Below you will find a set of lines. Repeat them all exactly.

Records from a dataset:
+ + + + + + +
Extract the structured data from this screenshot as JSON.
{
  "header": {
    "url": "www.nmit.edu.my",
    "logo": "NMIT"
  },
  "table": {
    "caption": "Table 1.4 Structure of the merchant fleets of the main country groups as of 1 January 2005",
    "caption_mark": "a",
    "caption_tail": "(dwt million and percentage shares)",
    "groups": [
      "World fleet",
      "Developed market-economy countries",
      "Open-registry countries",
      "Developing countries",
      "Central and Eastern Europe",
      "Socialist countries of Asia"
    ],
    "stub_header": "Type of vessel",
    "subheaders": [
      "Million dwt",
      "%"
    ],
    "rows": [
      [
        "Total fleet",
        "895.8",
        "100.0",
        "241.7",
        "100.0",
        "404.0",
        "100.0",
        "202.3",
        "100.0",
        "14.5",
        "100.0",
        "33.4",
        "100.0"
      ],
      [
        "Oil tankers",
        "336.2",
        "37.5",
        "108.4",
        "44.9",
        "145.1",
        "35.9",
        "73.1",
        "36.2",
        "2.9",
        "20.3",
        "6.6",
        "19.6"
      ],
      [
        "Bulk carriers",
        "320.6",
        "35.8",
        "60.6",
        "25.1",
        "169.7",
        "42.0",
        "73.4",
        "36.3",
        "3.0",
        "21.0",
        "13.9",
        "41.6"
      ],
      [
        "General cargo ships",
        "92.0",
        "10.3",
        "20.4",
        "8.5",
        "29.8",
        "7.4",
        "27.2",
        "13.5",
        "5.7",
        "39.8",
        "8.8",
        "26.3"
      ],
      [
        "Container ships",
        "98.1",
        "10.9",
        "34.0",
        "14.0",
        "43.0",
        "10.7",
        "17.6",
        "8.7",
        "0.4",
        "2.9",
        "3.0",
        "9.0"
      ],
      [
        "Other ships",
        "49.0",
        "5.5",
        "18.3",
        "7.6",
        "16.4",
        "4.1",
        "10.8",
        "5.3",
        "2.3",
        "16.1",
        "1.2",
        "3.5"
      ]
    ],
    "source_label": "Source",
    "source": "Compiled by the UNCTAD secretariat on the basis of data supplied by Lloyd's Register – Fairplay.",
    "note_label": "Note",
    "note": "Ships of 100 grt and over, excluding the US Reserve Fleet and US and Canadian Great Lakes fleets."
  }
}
+ + + + + + +
§ **Solution to the problem**
Extract the structured data from this screenshot as JSON.
{
  "header": {
    "url": "www.nmit.edu.my",
    "logo": "NMIT"
  },
  "table": {
    "caption": "Table 1.4 Structure of the merchant fleets of the main country groups as of 1 January 2005",
    "caption_mark": "a",
    "caption_tail": "(dwt million and percentage shares)",
    "groups": [
      "World fleet",
      "Developed market-economy countries",
      "Open-registry countries",
      "Developing countries",
      "Central and Eastern Europe",
      "Socialist countries of Asia"
    ],
    "stub_header": "Type of vessel",
    "subheaders": [
      "Million dwt",
      "%"
    ],
    "rows": [
      [
        "Total fleet",
        "895.8",
        "100.0",
        "241.7",
        "100.0",
        "404.0",
        "100.0",
        "202.3",
        "100.0",
        "14.5",
        "100.0",
        "33.4",
        "100.0"
      ],
      [
        "Oil tankers",
        "336.2",
        "37.5",
        "108.4",
        "44.9",
        "145.1",
        "35.9",
        "73.1",
        "36.2",
        "2.9",
        "20.3",
        "6.6",
        "19.6"
      ],
      [
        "Bulk carriers",
        "320.6",
        "35.8",
        "60.6",
        "25.1",
        "169.7",
        "42.0",
        "73.4",
        "36.3",
        "3.0",
        "21.0",
        "13.9",
        "41.6"
      ],
      [
        "General cargo ships",
        "92.0",
        "10.3",
        "20.4",
        "8.5",
        "29.8",
        "7.4",
        "27.2",
        "13.5",
        "5.7",
        "39.8",
        "8.8",
        "26.3"
      ],
      [
        "Container ships",
        "98.1",
        "10.9",
        "34.0",
        "14.0",
        "43.0",
        "10.7",
        "17.6",
        "8.7",
        "0.4",
        "2.9",
        "3.0",
        "9.0"
      ],
      [
        "Other ships",
        "49.0",
        "5.5",
        "18.3",
        "7.6",
        "16.4",
        "4.1",
        "10.8",
        "5.3",
        "2.3",
        "16.1",
        "1.2",
        "3.5"
      ]
    ],
    "source_label": "Source",
    "source": "Compiled by the UNCTAD secretariat on the basis of data supplied by Lloyd's Register – Fairplay.",
    "note_label": "Note",
    "note": "Ships of 100 grt and over, excluding the US Reserve Fleet and US and Canadian Great Lakes fleets."
  }
}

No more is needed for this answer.